_Challenge_:
Copy the data precisely, character for character, and leave out every picture.

^^^^^^^^

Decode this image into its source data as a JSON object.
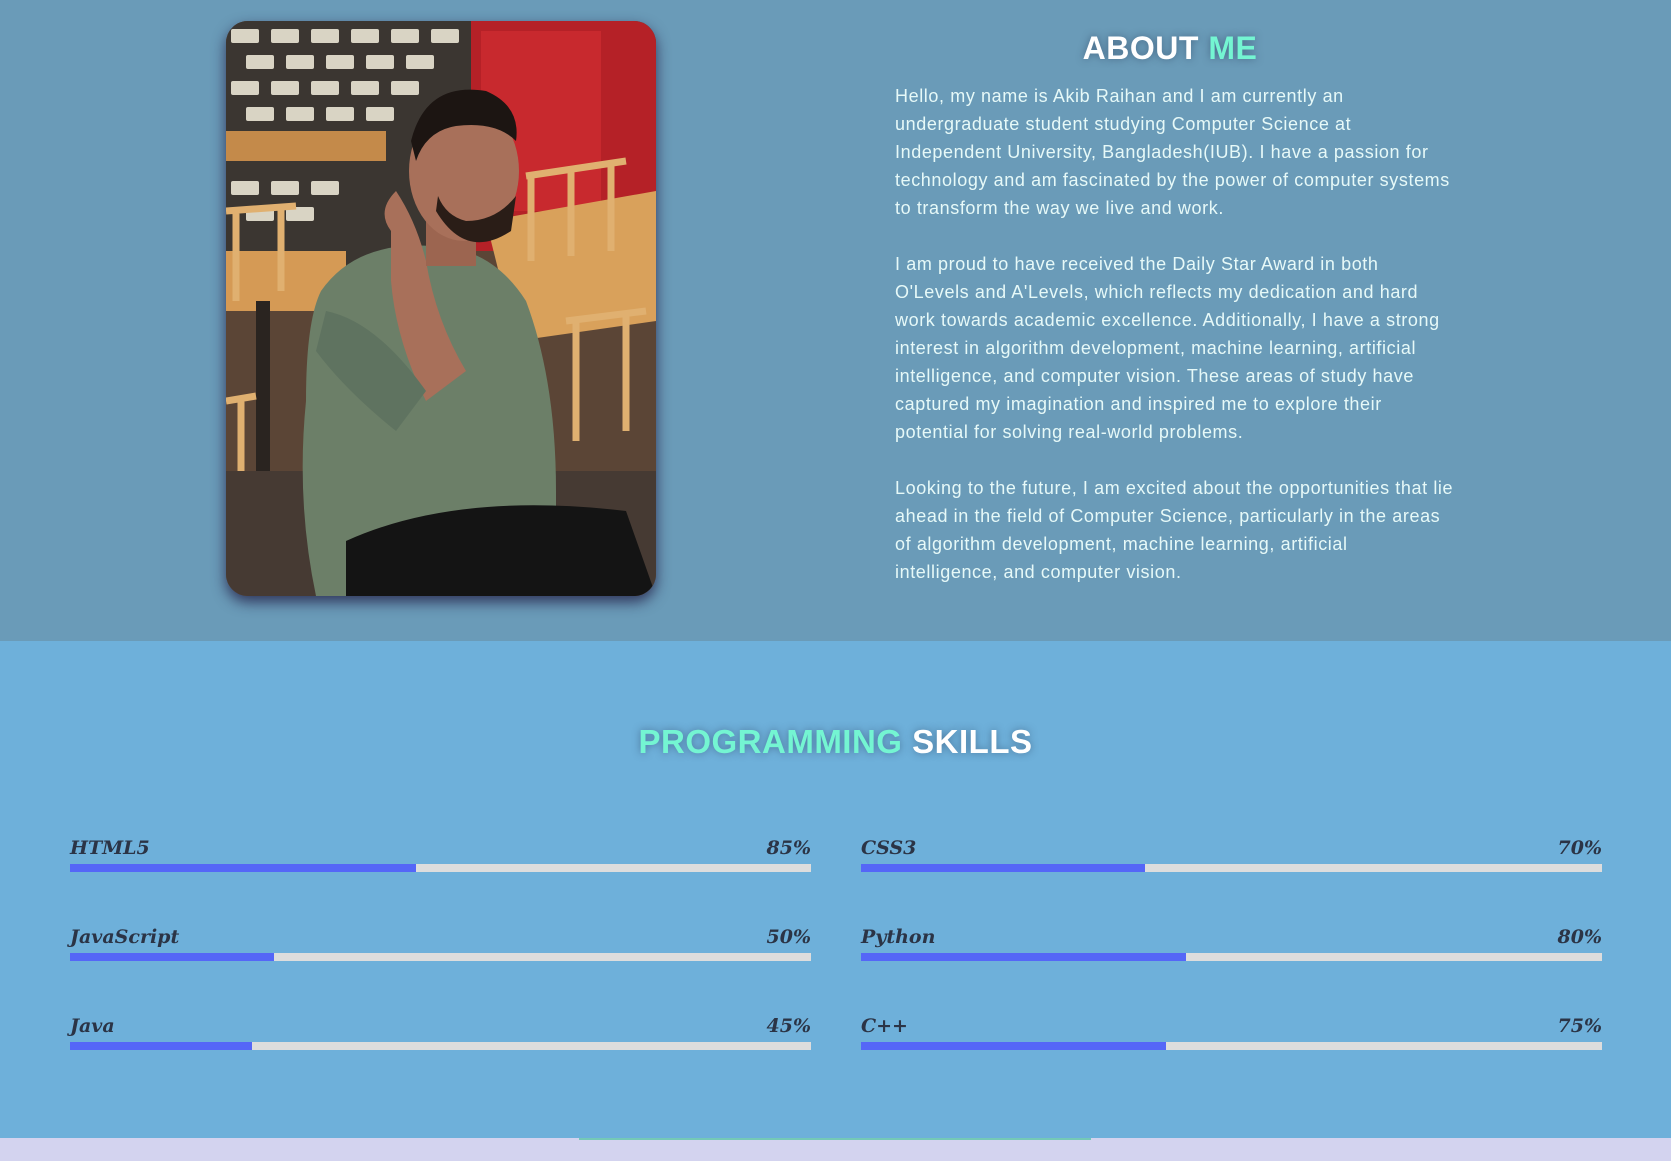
{
  "about": {
    "title_part1": "ABOUT",
    "title_part2": "ME",
    "paragraphs": [
      "Hello, my name is Akib Raihan and I am currently an undergraduate student studying Computer Science at Independent University, Bangladesh(IUB). I have a passion for technology and am fascinated by the power of computer systems to transform the way we live and work.",
      "I am proud to have received the Daily Star Award in both O'Levels and A'Levels, which reflects my dedication and hard work towards academic excellence. Additionally, I have a strong interest in algorithm development, machine learning, artificial intelligence, and computer vision. These areas of study have captured my imagination and inspired me to explore their potential for solving real-world problems.",
      "Looking to the future, I am excited about the opportunities that lie ahead in the field of Computer Science, particularly in the areas of algorithm development, machine learning, artificial intelligence, and computer vision."
    ]
  },
  "skills": {
    "title_part1": "PROGRAMMING",
    "title_part2": "SKILLS",
    "items": [
      {
        "name": "HTML5",
        "percent_label": "85%",
        "fill_fraction": 0.467
      },
      {
        "name": "CSS3",
        "percent_label": "70%",
        "fill_fraction": 0.383
      },
      {
        "name": "JavaScript",
        "percent_label": "50%",
        "fill_fraction": 0.275
      },
      {
        "name": "Python",
        "percent_label": "80%",
        "fill_fraction": 0.439
      },
      {
        "name": "Java",
        "percent_label": "45%",
        "fill_fraction": 0.246
      },
      {
        "name": "C++",
        "percent_label": "75%",
        "fill_fraction": 0.411
      }
    ]
  },
  "colors": {
    "about_bg": "#6a9bb8",
    "skills_bg": "#6eb0da",
    "accent_teal": "#74f5d2",
    "bar_fill": "#5566f7",
    "bar_track": "#dddddd"
  }
}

^^^^^^^^

_Task answer_:
Decode this image into its source data as a JSON object.
{
  "about": {
    "title_part1": "ABOUT",
    "title_part2": "ME",
    "paragraphs": [
      "Hello, my name is Akib Raihan and I am currently an undergraduate student studying Computer Science at Independent University, Bangladesh(IUB). I have a passion for technology and am fascinated by the power of computer systems to transform the way we live and work.",
      "I am proud to have received the Daily Star Award in both O'Levels and A'Levels, which reflects my dedication and hard work towards academic excellence. Additionally, I have a strong interest in algorithm development, machine learning, artificial intelligence, and computer vision. These areas of study have captured my imagination and inspired me to explore their potential for solving real-world problems.",
      "Looking to the future, I am excited about the opportunities that lie ahead in the field of Computer Science, particularly in the areas of algorithm development, machine learning, artificial intelligence, and computer vision."
    ]
  },
  "skills": {
    "title_part1": "PROGRAMMING",
    "title_part2": "SKILLS",
    "items": [
      {
        "name": "HTML5",
        "percent_label": "85%",
        "fill_fraction": 0.467
      },
      {
        "name": "CSS3",
        "percent_label": "70%",
        "fill_fraction": 0.383
      },
      {
        "name": "JavaScript",
        "percent_label": "50%",
        "fill_fraction": 0.275
      },
      {
        "name": "Python",
        "percent_label": "80%",
        "fill_fraction": 0.439
      },
      {
        "name": "Java",
        "percent_label": "45%",
        "fill_fraction": 0.246
      },
      {
        "name": "C++",
        "percent_label": "75%",
        "fill_fraction": 0.411
      }
    ]
  },
  "colors": {
    "about_bg": "#6a9bb8",
    "skills_bg": "#6eb0da",
    "accent_teal": "#74f5d2",
    "bar_fill": "#5566f7",
    "bar_track": "#dddddd"
  }
}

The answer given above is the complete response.